Work instructions ::
Exact repetition of every entry is required.

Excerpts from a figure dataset

--------------------------------------------------

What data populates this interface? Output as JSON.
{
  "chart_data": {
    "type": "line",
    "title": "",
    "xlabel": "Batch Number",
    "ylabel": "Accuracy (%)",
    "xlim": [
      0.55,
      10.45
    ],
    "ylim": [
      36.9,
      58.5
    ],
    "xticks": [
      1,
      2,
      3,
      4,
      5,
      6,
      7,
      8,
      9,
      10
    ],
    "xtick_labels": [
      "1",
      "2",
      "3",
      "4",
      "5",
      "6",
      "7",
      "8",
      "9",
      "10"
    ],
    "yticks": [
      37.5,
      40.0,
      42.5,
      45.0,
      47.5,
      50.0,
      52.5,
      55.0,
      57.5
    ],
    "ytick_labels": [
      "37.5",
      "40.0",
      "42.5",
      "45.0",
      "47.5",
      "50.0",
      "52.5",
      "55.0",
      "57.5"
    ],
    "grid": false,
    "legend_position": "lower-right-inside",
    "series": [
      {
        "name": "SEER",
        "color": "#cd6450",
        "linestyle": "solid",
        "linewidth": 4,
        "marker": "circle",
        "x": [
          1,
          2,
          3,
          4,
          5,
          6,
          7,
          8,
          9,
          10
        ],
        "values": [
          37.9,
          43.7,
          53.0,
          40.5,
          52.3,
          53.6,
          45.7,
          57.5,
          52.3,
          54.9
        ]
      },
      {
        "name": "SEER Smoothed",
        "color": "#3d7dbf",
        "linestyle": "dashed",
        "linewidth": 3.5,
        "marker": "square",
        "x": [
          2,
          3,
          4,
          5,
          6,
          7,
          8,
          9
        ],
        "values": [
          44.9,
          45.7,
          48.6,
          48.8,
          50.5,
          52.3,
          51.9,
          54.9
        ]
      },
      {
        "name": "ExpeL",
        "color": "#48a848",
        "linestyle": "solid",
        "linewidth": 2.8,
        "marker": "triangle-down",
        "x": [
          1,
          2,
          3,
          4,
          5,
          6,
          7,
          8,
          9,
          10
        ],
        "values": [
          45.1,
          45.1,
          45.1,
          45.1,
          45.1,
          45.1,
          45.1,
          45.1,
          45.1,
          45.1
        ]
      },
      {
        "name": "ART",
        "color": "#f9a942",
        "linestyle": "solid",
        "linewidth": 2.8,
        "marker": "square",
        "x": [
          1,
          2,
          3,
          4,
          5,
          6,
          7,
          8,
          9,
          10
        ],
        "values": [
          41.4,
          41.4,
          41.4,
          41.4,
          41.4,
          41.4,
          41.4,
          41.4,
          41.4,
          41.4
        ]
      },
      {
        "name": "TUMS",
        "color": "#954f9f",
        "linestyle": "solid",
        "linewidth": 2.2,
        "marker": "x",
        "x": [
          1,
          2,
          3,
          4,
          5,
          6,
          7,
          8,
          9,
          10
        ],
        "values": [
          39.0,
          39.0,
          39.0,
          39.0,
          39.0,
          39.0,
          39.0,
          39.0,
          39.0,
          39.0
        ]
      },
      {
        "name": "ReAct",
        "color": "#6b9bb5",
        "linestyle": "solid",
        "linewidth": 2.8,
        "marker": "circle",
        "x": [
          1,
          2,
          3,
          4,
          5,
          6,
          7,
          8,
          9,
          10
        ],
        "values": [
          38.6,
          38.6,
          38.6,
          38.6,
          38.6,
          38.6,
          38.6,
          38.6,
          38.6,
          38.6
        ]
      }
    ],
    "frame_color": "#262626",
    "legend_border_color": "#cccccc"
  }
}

--------------------------------------------------

Response to this exercise ::
What data populates this interface? Output as JSON.
{
  "chart_data": {
    "type": "line",
    "title": "",
    "xlabel": "Batch Number",
    "ylabel": "Accuracy (%)",
    "xlim": [
      0.55,
      10.45
    ],
    "ylim": [
      36.9,
      58.5
    ],
    "xticks": [
      1,
      2,
      3,
      4,
      5,
      6,
      7,
      8,
      9,
      10
    ],
    "xtick_labels": [
      "1",
      "2",
      "3",
      "4",
      "5",
      "6",
      "7",
      "8",
      "9",
      "10"
    ],
    "yticks": [
      37.5,
      40.0,
      42.5,
      45.0,
      47.5,
      50.0,
      52.5,
      55.0,
      57.5
    ],
    "ytick_labels": [
      "37.5",
      "40.0",
      "42.5",
      "45.0",
      "47.5",
      "50.0",
      "52.5",
      "55.0",
      "57.5"
    ],
    "grid": false,
    "legend_position": "lower-right-inside",
    "series": [
      {
        "name": "SEER",
        "color": "#cd6450",
        "linestyle": "solid",
        "linewidth": 4,
        "marker": "circle",
        "x": [
          1,
          2,
          3,
          4,
          5,
          6,
          7,
          8,
          9,
          10
        ],
        "values": [
          37.9,
          43.7,
          53.0,
          40.5,
          52.3,
          53.6,
          45.7,
          57.5,
          52.3,
          54.9
        ]
      },
      {
        "name": "SEER Smoothed",
        "color": "#3d7dbf",
        "linestyle": "dashed",
        "linewidth": 3.5,
        "marker": "square",
        "x": [
          2,
          3,
          4,
          5,
          6,
          7,
          8,
          9
        ],
        "values": [
          44.9,
          45.7,
          48.6,
          48.8,
          50.5,
          52.3,
          51.9,
          54.9
        ]
      },
      {
        "name": "ExpeL",
        "color": "#48a848",
        "linestyle": "solid",
        "linewidth": 2.8,
        "marker": "triangle-down",
        "x": [
          1,
          2,
          3,
          4,
          5,
          6,
          7,
          8,
          9,
          10
        ],
        "values": [
          45.1,
          45.1,
          45.1,
          45.1,
          45.1,
          45.1,
          45.1,
          45.1,
          45.1,
          45.1
        ]
      },
      {
        "name": "ART",
        "color": "#f9a942",
        "linestyle": "solid",
        "linewidth": 2.8,
        "marker": "square",
        "x": [
          1,
          2,
          3,
          4,
          5,
          6,
          7,
          8,
          9,
          10
        ],
        "values": [
          41.4,
          41.4,
          41.4,
          41.4,
          41.4,
          41.4,
          41.4,
          41.4,
          41.4,
          41.4
        ]
      },
      {
        "name": "TUMS",
        "color": "#954f9f",
        "linestyle": "solid",
        "linewidth": 2.2,
        "marker": "x",
        "x": [
          1,
          2,
          3,
          4,
          5,
          6,
          7,
          8,
          9,
          10
        ],
        "values": [
          39.0,
          39.0,
          39.0,
          39.0,
          39.0,
          39.0,
          39.0,
          39.0,
          39.0,
          39.0
        ]
      },
      {
        "name": "ReAct",
        "color": "#6b9bb5",
        "linestyle": "solid",
        "linewidth": 2.8,
        "marker": "circle",
        "x": [
          1,
          2,
          3,
          4,
          5,
          6,
          7,
          8,
          9,
          10
        ],
        "values": [
          38.6,
          38.6,
          38.6,
          38.6,
          38.6,
          38.6,
          38.6,
          38.6,
          38.6,
          38.6
        ]
      }
    ],
    "frame_color": "#262626",
    "legend_border_color": "#cccccc"
  }
}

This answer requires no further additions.